Repeat the whole listing exactly.

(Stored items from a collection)
------------------------------------------------

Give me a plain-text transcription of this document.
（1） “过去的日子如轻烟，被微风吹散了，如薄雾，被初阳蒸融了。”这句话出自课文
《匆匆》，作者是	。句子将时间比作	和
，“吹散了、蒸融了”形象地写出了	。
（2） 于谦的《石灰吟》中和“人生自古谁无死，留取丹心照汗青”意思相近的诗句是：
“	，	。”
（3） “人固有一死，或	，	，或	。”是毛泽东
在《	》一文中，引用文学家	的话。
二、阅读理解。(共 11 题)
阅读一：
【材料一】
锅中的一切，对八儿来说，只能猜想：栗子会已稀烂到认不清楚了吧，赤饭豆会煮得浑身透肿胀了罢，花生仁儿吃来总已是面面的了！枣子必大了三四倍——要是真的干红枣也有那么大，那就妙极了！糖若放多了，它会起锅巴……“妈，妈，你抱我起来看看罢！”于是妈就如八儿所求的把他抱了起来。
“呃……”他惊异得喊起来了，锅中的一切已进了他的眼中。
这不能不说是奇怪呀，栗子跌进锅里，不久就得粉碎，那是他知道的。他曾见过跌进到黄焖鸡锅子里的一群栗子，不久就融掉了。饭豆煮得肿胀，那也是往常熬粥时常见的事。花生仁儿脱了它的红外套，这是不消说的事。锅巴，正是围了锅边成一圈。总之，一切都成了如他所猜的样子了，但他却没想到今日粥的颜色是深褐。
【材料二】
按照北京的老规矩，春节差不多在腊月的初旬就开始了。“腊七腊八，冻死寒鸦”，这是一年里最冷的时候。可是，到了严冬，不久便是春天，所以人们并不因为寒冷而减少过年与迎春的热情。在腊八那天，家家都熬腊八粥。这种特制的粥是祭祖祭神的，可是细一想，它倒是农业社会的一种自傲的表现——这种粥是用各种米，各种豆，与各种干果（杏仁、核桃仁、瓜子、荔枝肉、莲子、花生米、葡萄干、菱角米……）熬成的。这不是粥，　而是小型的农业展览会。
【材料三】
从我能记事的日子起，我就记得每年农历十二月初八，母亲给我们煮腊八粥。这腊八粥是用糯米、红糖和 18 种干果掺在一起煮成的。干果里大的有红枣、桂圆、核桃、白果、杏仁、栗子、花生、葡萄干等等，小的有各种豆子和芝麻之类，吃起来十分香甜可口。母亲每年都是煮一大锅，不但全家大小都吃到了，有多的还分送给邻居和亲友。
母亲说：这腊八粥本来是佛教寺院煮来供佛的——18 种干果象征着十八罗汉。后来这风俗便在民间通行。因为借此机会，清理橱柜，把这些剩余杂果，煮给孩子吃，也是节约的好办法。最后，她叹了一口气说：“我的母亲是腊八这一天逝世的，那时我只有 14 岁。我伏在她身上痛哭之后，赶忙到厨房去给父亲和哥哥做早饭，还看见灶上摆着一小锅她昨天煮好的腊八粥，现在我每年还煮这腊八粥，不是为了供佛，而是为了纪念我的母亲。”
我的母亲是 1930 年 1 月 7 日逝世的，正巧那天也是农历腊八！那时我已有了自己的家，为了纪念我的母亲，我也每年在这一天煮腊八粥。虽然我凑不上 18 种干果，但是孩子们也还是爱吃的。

------------------------------------------------

OUTPUT BELOW:
Give me a plain-text transcription of this document.
（1） “过去的日子如轻烟，被微风吹散了，如薄雾，被初阳蒸融了。”这句话出自课文
《匆匆》，作者是	。句子将时间比作	和
，“吹散了、蒸融了”形象地写出了	。
（2） 于谦的《石灰吟》中和“人生自古谁无死，留取丹心照汗青”意思相近的诗句是：
“	，	。”
（3） “人固有一死，或	，	，或	。”是毛泽东
在《	》一文中，引用文学家	的话。
二、阅读理解。(共 11 题)
阅读一：
【材料一】
锅中的一切，对八儿来说，只能猜想：栗子会已稀烂到认不清楚了吧，赤饭豆会煮得浑身透肿胀了罢，花生仁儿吃来总已是面面的了！枣子必大了三四倍——要是真的干红枣也有那么大，那就妙极了！糖若放多了，它会起锅巴……“妈，妈，你抱我起来看看罢！”于是妈就如八儿所求的把他抱了起来。
“呃……”他惊异得喊起来了，锅中的一切已进了他的眼中。
这不能不说是奇怪呀，栗子跌进锅里，不久就得粉碎，那是他知道的。他曾见过跌进到黄焖鸡锅子里的一群栗子，不久就融掉了。饭豆煮得肿胀，那也是往常熬粥时常见的事。花生仁儿脱了它的红外套，这是不消说的事。锅巴，正是围了锅边成一圈。总之，一切都成了如他所猜的样子了，但他却没想到今日粥的颜色是深褐。
【材料二】
按照北京的老规矩，春节差不多在腊月的初旬就开始了。“腊七腊八，冻死寒鸦”，这是一年里最冷的时候。可是，到了严冬，不久便是春天，所以人们并不因为寒冷而减少过年与迎春的热情。在腊八那天，家家都熬腊八粥。这种特制的粥是祭祖祭神的，可是细一想，它倒是农业社会的一种自傲的表现——这种粥是用各种米，各种豆，与各种干果（杏仁、核桃仁、瓜子、荔枝肉、莲子、花生米、葡萄干、菱角米……）熬成的。这不是粥，　而是小型的农业展览会。
【材料三】
从我能记事的日子起，我就记得每年农历十二月初八，母亲给我们煮腊八粥。这腊八粥是用糯米、红糖和 18 种干果掺在一起煮成的。干果里大的有红枣、桂圆、核桃、白果、杏仁、栗子、花生、葡萄干等等，小的有各种豆子和芝麻之类，吃起来十分香甜可口。母亲每年都是煮一大锅，不但全家大小都吃到了，有多的还分送给邻居和亲友。
母亲说：这腊八粥本来是佛教寺院煮来供佛的——18 种干果象征着十八罗汉。后来这风俗便在民间通行。因为借此机会，清理橱柜，把这些剩余杂果，煮给孩子吃，也是节约的好办法。最后，她叹了一口气说：“我的母亲是腊八这一天逝世的，那时我只有 14 岁。我伏在她身上痛哭之后，赶忙到厨房去给父亲和哥哥做早饭，还看见灶上摆着一小锅她昨天煮好的腊八粥，现在我每年还煮这腊八粥，不是为了供佛，而是为了纪念我的母亲。”
我的母亲是 1930 年 1 月 7 日逝世的，正巧那天也是农历腊八！那时我已有了自己的家，为了纪念我的母亲，我也每年在这一天煮腊八粥。虽然我凑不上 18 种干果，但是孩子们也还是爱吃的。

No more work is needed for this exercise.